__What needs to be done__
Work out how many lines in the entries below include the word "image". Give nothing but the number.

------------------------------------

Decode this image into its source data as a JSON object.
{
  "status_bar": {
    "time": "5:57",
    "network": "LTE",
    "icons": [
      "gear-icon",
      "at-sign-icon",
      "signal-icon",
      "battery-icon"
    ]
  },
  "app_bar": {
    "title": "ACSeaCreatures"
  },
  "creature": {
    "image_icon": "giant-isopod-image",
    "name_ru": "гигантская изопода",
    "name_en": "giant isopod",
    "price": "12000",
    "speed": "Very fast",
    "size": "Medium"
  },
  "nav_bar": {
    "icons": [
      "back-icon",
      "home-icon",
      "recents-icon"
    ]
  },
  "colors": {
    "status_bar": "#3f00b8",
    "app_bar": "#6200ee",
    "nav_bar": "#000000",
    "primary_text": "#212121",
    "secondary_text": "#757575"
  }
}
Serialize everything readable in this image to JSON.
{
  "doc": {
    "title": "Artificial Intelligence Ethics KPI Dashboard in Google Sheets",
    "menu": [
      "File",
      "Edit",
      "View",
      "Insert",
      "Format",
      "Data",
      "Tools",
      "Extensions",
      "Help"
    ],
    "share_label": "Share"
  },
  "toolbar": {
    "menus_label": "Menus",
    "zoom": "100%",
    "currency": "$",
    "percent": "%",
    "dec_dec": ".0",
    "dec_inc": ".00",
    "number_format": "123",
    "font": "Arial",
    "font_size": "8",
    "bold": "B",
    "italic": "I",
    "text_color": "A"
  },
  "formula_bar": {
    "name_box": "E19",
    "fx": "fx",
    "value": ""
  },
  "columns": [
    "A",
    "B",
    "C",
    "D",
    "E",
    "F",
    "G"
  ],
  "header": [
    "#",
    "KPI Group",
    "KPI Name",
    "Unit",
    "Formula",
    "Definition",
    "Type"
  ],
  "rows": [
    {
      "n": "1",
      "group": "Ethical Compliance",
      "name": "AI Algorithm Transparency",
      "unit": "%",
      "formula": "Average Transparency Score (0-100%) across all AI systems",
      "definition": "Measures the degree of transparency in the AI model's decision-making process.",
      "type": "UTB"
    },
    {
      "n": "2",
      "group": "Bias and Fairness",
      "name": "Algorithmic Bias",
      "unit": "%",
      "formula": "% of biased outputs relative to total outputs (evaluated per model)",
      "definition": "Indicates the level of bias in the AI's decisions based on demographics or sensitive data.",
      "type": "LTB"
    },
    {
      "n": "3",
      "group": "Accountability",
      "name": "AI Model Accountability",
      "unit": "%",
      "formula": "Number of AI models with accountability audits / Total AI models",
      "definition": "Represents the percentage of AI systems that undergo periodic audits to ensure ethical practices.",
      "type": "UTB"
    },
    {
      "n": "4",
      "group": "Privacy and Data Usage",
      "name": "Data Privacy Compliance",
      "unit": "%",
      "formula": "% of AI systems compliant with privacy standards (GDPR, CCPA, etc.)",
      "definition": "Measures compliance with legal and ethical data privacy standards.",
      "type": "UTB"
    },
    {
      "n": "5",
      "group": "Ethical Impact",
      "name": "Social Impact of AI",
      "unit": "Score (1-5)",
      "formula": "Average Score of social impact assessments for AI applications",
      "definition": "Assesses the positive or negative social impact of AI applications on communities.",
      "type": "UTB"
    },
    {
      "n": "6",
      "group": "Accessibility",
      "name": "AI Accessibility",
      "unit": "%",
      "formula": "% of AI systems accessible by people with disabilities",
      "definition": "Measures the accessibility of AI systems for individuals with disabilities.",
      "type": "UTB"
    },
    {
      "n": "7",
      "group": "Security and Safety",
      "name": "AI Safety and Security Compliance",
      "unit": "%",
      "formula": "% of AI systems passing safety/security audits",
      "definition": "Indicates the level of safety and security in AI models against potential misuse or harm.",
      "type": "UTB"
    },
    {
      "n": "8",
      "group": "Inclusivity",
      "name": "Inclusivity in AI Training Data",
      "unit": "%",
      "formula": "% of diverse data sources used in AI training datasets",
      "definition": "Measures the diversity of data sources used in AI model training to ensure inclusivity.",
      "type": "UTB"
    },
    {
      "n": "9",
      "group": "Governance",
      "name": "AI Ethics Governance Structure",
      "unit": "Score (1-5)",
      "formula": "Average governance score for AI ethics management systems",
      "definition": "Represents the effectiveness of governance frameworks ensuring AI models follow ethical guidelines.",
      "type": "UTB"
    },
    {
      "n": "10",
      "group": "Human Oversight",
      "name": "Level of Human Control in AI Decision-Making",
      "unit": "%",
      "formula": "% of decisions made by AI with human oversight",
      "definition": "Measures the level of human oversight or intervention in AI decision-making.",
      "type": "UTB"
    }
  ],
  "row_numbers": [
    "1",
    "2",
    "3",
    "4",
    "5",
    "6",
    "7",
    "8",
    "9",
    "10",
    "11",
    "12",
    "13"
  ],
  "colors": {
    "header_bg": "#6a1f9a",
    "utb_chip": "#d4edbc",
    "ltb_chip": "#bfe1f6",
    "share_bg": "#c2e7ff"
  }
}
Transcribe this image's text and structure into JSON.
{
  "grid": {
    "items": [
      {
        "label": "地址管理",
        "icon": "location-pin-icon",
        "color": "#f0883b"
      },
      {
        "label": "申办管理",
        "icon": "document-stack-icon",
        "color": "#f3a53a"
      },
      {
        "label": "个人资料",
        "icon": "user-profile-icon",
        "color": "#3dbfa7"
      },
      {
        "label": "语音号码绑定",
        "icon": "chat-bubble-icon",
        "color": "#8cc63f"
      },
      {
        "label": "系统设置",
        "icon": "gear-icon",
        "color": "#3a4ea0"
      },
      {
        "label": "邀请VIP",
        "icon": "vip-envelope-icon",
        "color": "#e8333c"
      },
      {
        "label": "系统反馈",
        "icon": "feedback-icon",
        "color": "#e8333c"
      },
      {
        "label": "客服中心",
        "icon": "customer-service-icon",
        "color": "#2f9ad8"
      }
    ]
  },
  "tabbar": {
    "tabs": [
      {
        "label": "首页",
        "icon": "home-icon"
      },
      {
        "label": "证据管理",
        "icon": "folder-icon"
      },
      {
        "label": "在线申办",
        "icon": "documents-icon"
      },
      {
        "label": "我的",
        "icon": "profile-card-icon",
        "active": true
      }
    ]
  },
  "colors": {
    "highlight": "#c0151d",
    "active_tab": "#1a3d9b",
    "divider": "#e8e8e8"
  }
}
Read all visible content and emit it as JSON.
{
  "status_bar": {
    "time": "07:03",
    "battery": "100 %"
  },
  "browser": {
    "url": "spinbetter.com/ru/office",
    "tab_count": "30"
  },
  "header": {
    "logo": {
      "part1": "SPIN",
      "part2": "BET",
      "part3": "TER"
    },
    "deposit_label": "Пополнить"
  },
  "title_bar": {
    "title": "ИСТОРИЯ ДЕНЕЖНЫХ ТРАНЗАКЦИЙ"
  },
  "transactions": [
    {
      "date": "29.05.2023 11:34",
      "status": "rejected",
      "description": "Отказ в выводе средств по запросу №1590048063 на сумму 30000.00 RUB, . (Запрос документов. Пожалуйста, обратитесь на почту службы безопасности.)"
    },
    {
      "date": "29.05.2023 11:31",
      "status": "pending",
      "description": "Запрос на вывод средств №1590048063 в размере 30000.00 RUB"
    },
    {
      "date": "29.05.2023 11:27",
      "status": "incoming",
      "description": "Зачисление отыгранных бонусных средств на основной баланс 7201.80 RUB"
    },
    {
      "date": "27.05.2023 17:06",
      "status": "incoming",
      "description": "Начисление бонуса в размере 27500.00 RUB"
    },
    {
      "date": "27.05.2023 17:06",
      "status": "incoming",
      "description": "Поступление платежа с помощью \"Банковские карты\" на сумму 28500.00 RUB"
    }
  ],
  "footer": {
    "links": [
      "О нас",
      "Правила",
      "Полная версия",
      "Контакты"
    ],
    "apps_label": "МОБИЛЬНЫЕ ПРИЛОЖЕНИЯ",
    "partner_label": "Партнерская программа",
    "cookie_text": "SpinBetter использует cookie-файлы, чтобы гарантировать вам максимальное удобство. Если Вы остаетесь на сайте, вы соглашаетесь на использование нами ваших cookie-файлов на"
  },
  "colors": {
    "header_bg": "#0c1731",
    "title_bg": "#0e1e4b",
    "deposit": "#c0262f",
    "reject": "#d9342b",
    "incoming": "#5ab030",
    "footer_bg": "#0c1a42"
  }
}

------------------------------------

__Solution below__
4